_THE REQUEST_:
Print the lines of the entries below, beginning at the line that contains "What elements are" and stopping after the line that contains "List each element", with no changes. Omit the pictures from your answer.

Listings of boxed layout items
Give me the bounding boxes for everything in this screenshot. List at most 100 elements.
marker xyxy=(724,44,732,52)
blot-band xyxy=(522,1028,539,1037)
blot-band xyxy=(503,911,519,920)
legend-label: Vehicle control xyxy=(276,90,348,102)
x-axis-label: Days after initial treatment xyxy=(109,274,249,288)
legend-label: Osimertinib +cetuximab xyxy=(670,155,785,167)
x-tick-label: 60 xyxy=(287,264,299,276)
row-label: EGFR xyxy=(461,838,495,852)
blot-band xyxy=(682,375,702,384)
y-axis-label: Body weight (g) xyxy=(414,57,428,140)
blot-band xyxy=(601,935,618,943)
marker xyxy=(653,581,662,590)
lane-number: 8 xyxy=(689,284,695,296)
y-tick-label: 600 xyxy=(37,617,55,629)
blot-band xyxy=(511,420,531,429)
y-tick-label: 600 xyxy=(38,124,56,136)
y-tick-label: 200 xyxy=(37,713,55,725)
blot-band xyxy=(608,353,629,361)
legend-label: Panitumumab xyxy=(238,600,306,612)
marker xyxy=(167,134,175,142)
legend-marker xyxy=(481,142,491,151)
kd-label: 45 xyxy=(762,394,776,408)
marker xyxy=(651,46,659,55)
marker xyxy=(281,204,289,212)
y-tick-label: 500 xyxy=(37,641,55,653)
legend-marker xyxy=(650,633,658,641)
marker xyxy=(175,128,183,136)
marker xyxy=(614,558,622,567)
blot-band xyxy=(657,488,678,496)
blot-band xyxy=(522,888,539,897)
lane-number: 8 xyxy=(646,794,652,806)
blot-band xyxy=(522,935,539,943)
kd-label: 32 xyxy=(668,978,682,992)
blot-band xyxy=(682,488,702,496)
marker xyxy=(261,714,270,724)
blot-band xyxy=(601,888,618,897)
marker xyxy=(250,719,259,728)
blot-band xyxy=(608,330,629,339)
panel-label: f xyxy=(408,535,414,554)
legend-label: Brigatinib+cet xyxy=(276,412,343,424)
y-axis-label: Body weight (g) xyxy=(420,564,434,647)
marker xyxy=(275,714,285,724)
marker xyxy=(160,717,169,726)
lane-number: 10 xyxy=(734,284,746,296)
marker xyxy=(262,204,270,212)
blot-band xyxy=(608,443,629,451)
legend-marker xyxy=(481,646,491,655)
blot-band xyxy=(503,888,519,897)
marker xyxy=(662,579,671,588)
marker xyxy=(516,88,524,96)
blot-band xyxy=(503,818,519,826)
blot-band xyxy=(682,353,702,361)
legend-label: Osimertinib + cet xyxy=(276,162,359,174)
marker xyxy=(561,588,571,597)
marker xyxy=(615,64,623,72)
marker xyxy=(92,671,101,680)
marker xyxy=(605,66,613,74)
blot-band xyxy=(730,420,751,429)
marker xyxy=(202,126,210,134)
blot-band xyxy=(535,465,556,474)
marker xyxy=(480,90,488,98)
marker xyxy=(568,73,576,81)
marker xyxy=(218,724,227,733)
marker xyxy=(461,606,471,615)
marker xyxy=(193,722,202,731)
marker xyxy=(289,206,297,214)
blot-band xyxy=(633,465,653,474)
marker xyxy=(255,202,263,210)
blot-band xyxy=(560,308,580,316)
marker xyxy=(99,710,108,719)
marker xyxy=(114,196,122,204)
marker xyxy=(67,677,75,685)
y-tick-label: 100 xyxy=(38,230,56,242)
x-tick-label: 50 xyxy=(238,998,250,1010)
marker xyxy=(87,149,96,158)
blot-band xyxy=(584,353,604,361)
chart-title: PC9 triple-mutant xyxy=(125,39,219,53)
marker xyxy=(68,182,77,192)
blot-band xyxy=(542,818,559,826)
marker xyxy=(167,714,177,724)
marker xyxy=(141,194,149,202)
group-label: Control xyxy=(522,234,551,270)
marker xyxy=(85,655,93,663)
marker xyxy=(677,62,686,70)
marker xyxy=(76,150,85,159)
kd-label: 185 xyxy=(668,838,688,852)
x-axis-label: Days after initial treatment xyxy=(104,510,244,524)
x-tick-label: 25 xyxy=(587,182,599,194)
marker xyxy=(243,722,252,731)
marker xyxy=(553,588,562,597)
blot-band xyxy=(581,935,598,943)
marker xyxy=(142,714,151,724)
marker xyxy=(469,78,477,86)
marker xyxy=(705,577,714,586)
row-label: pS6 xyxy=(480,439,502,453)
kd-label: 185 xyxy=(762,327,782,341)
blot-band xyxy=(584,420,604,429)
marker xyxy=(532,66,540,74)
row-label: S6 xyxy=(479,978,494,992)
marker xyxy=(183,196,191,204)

* * *

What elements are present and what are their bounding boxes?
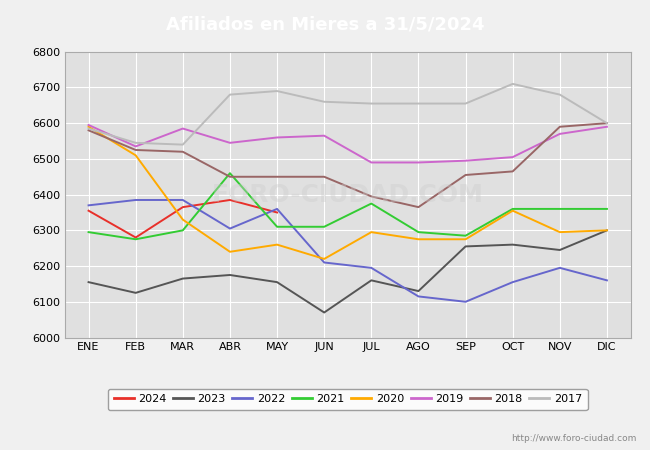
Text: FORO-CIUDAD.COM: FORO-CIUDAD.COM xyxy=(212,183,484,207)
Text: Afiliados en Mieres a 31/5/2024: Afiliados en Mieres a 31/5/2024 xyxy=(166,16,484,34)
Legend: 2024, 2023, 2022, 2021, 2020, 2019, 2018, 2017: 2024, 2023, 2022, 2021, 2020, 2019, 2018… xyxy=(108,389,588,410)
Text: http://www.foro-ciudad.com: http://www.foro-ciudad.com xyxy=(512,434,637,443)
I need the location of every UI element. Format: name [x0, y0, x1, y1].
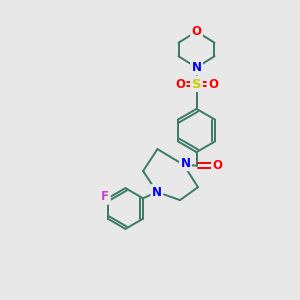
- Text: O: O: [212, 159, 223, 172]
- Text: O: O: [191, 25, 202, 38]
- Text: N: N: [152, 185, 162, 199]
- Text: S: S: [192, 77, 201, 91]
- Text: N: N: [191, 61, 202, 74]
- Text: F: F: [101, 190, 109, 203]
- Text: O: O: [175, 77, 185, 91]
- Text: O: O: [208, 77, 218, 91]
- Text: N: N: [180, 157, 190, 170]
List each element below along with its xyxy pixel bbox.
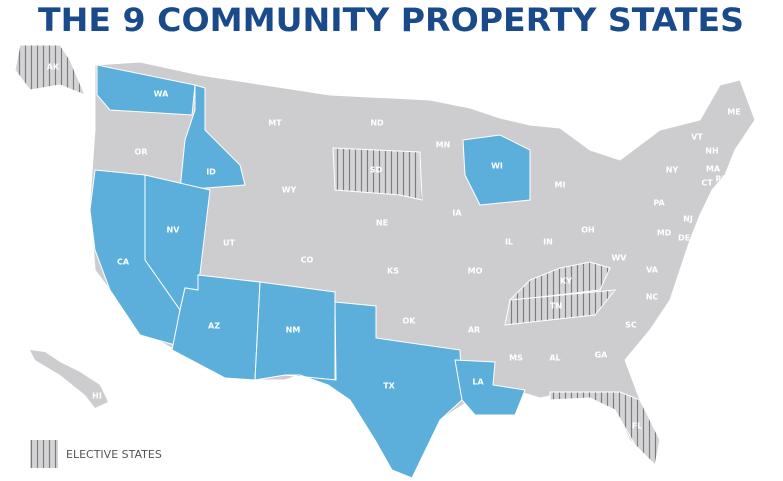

_REPLY TO THE TASK_:
What elements are present and what are their bounding boxes?
Text: FORO-CIUDAD.COM: FORO-CIUDAD.COM xyxy=(212,183,484,207)
Text: Afiliados en Mieres a 31/5/2024: Afiliados en Mieres a 31/5/2024 xyxy=(166,16,484,34)
Legend: 2024, 2023, 2022, 2021, 2020, 2019, 2018, 2017: 2024, 2023, 2022, 2021, 2020, 2019, 2018… xyxy=(108,389,588,410)
Text: http://www.foro-ciudad.com: http://www.foro-ciudad.com xyxy=(512,434,637,443)
I need the location of every UI element. Format: name [x0, y0, x1, y1].
- Text: O: O: [212, 159, 223, 172]
- Text: O: O: [191, 25, 202, 38]
- Text: N: N: [152, 185, 162, 199]
- Text: S: S: [192, 77, 201, 91]
- Text: N: N: [191, 61, 202, 74]
- Text: F: F: [101, 190, 109, 203]
- Text: O: O: [175, 77, 185, 91]
- Text: O: O: [208, 77, 218, 91]
- Text: N: N: [180, 157, 190, 170]
List each element below along with its xyxy pixel bbox.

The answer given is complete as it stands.